==== Exercise inputs

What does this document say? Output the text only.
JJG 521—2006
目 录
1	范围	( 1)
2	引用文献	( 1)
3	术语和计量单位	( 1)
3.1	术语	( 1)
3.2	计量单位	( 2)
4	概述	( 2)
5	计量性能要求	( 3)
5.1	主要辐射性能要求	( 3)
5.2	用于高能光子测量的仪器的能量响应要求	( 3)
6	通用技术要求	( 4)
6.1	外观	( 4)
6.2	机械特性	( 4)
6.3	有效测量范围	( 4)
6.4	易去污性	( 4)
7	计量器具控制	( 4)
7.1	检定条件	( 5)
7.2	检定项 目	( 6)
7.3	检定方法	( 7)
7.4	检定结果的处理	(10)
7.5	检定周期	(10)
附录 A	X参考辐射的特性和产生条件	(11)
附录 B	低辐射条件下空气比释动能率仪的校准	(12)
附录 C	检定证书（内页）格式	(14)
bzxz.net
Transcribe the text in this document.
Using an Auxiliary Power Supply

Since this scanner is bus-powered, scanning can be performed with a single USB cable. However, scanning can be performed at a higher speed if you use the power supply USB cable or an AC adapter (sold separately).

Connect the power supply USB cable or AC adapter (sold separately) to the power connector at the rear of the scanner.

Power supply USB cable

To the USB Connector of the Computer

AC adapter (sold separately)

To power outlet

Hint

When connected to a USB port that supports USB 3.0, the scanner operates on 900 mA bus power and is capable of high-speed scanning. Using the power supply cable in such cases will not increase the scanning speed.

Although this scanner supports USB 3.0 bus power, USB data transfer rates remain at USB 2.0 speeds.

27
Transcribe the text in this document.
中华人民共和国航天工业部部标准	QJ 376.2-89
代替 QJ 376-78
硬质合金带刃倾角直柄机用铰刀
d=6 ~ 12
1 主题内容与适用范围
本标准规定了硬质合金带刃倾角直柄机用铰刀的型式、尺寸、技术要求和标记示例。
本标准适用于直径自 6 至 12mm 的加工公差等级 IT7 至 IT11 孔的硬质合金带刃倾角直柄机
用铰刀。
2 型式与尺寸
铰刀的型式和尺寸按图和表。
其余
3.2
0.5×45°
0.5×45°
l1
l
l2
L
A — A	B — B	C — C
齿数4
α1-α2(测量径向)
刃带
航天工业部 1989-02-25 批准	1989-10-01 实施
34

========

| Requirement |
Reproduce all of the material above word for word.

| Answer to the exercise |
What does this document say? Output the text only.
JJG 521—2006
目 录
1	范围	( 1)
2	引用文献	( 1)
3	术语和计量单位	( 1)
3.1	术语	( 1)
3.2	计量单位	( 2)
4	概述	( 2)
5	计量性能要求	( 3)
5.1	主要辐射性能要求	( 3)
5.2	用于高能光子测量的仪器的能量响应要求	( 3)
6	通用技术要求	( 4)
6.1	外观	( 4)
6.2	机械特性	( 4)
6.3	有效测量范围	( 4)
6.4	易去污性	( 4)
7	计量器具控制	( 4)
7.1	检定条件	( 5)
7.2	检定项 目	( 6)
7.3	检定方法	( 7)
7.4	检定结果的处理	(10)
7.5	检定周期	(10)
附录 A	X参考辐射的特性和产生条件	(11)
附录 B	低辐射条件下空气比释动能率仪的校准	(12)
附录 C	检定证书（内页）格式	(14)
bzxz.net
Transcribe the text in this document.
Using an Auxiliary Power Supply

Since this scanner is bus-powered, scanning can be performed with a single USB cable. However, scanning can be performed at a higher speed if you use the power supply USB cable or an AC adapter (sold separately).

Connect the power supply USB cable or AC adapter (sold separately) to the power connector at the rear of the scanner.

Power supply USB cable

To the USB Connector of the Computer

AC adapter (sold separately)

To power outlet

Hint

When connected to a USB port that supports USB 3.0, the scanner operates on 900 mA bus power and is capable of high-speed scanning. Using the power supply cable in such cases will not increase the scanning speed.

Although this scanner supports USB 3.0 bus power, USB data transfer rates remain at USB 2.0 speeds.

27
Transcribe the text in this document.
中华人民共和国航天工业部部标准	QJ 376.2-89
代替 QJ 376-78
硬质合金带刃倾角直柄机用铰刀
d=6 ~ 12
1 主题内容与适用范围
本标准规定了硬质合金带刃倾角直柄机用铰刀的型式、尺寸、技术要求和标记示例。
本标准适用于直径自 6 至 12mm 的加工公差等级 IT7 至 IT11 孔的硬质合金带刃倾角直柄机
用铰刀。
2 型式与尺寸
铰刀的型式和尺寸按图和表。
其余
3.2
0.5×45°
0.5×45°
l1
l
l2
L
A — A	B — B	C — C
齿数4
α1-α2(测量径向)
刃带
航天工业部 1989-02-25 批准	1989-10-01 实施
34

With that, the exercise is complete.